# DATA FOR THIS TASK
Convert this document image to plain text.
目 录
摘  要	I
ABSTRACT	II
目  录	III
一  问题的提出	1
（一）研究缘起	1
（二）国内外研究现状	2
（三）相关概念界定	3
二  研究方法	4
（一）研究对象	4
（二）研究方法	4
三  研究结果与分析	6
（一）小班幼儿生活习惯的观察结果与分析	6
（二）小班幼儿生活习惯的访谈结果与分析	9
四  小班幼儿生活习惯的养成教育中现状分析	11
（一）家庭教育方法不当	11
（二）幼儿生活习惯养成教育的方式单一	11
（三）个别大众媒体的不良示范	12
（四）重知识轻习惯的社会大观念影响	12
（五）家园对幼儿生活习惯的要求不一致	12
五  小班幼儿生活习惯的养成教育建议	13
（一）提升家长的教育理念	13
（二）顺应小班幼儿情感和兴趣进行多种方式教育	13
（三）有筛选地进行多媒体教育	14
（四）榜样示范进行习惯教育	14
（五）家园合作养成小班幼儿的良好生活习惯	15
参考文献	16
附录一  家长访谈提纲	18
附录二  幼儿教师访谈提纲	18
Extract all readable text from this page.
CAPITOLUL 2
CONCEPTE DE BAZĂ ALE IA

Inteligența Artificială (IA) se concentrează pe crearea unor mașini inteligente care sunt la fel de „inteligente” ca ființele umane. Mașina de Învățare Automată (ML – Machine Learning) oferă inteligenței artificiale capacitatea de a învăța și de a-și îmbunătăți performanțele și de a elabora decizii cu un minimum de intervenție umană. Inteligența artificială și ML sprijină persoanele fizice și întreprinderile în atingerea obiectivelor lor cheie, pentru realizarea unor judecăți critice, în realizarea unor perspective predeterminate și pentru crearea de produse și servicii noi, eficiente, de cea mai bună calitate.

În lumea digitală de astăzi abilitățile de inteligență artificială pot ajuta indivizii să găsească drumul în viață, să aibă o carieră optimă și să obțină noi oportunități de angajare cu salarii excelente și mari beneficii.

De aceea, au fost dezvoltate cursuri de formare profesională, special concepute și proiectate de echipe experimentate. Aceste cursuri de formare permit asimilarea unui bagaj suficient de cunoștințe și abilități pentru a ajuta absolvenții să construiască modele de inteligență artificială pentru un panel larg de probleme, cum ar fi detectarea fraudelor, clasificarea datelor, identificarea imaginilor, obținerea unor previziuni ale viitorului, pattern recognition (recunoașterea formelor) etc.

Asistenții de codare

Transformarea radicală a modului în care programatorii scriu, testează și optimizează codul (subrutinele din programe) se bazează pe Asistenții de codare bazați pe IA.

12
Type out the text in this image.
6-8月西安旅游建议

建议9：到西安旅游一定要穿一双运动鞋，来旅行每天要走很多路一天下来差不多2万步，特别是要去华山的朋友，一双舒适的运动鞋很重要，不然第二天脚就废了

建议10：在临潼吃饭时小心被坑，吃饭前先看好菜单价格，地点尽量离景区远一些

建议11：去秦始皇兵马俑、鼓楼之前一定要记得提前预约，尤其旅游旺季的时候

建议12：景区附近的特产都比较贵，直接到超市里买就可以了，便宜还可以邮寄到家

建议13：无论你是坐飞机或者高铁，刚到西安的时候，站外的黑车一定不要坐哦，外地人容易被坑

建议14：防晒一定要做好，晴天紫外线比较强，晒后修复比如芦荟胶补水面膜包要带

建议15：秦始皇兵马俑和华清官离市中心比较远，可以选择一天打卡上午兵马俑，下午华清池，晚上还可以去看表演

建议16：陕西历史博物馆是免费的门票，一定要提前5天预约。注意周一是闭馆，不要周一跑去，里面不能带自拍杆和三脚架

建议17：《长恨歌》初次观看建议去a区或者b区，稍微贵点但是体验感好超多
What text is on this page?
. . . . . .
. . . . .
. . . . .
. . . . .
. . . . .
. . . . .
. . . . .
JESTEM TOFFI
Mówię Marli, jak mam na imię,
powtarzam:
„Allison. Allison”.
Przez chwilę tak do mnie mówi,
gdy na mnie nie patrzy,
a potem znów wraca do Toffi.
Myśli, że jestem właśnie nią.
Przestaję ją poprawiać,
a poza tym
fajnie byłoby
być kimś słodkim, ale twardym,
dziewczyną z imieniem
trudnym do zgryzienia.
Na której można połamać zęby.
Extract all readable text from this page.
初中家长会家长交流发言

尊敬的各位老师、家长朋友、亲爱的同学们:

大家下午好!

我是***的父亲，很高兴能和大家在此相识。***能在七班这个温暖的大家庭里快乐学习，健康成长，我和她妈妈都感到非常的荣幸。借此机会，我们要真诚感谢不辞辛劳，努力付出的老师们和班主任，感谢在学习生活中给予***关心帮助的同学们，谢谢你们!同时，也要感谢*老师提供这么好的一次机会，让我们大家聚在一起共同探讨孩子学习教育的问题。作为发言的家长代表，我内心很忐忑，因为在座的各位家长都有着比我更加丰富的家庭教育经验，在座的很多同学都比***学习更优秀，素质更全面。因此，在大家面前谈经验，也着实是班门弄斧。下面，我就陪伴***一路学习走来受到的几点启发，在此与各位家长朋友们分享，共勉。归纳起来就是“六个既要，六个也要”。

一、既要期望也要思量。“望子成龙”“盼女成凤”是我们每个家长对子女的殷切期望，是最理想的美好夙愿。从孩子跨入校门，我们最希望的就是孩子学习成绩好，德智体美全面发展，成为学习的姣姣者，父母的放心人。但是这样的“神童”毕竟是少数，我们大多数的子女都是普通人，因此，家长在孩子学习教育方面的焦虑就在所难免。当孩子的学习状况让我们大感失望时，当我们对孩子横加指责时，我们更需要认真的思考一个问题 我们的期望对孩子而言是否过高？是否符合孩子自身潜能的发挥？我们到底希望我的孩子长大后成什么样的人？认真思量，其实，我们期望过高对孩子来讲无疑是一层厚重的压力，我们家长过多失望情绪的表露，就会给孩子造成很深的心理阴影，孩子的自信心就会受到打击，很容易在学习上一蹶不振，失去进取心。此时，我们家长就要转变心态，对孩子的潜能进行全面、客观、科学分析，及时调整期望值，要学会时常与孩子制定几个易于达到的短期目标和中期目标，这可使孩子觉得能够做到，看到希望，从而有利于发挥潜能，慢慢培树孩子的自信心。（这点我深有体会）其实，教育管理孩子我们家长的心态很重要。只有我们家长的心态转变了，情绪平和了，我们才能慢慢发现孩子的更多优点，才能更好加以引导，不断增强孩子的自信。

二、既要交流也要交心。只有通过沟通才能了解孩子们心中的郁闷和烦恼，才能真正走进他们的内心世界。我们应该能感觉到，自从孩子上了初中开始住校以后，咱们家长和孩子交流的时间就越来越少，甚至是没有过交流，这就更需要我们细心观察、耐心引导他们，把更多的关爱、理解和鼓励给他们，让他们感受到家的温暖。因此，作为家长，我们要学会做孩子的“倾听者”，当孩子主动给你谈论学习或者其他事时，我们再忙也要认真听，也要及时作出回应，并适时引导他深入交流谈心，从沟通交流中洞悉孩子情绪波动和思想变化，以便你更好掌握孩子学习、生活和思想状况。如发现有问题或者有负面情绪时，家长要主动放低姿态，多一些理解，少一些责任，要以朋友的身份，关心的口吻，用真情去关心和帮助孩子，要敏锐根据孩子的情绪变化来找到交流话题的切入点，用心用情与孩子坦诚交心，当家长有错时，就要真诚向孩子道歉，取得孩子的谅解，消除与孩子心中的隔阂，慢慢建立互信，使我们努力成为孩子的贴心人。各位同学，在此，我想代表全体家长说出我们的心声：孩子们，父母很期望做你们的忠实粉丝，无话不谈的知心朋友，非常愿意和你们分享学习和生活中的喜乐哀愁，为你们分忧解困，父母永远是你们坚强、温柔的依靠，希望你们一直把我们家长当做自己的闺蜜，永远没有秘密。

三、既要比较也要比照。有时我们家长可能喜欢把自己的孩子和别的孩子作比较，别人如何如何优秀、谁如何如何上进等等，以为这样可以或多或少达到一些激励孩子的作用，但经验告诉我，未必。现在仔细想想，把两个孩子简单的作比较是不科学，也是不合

# PROBLEM TO WORK ON
Pull every line containing "mnie" from the material above.

# CORRECT RESULT
Przez chwilę tak do mnie mówi,
gdy na mnie nie patrzy,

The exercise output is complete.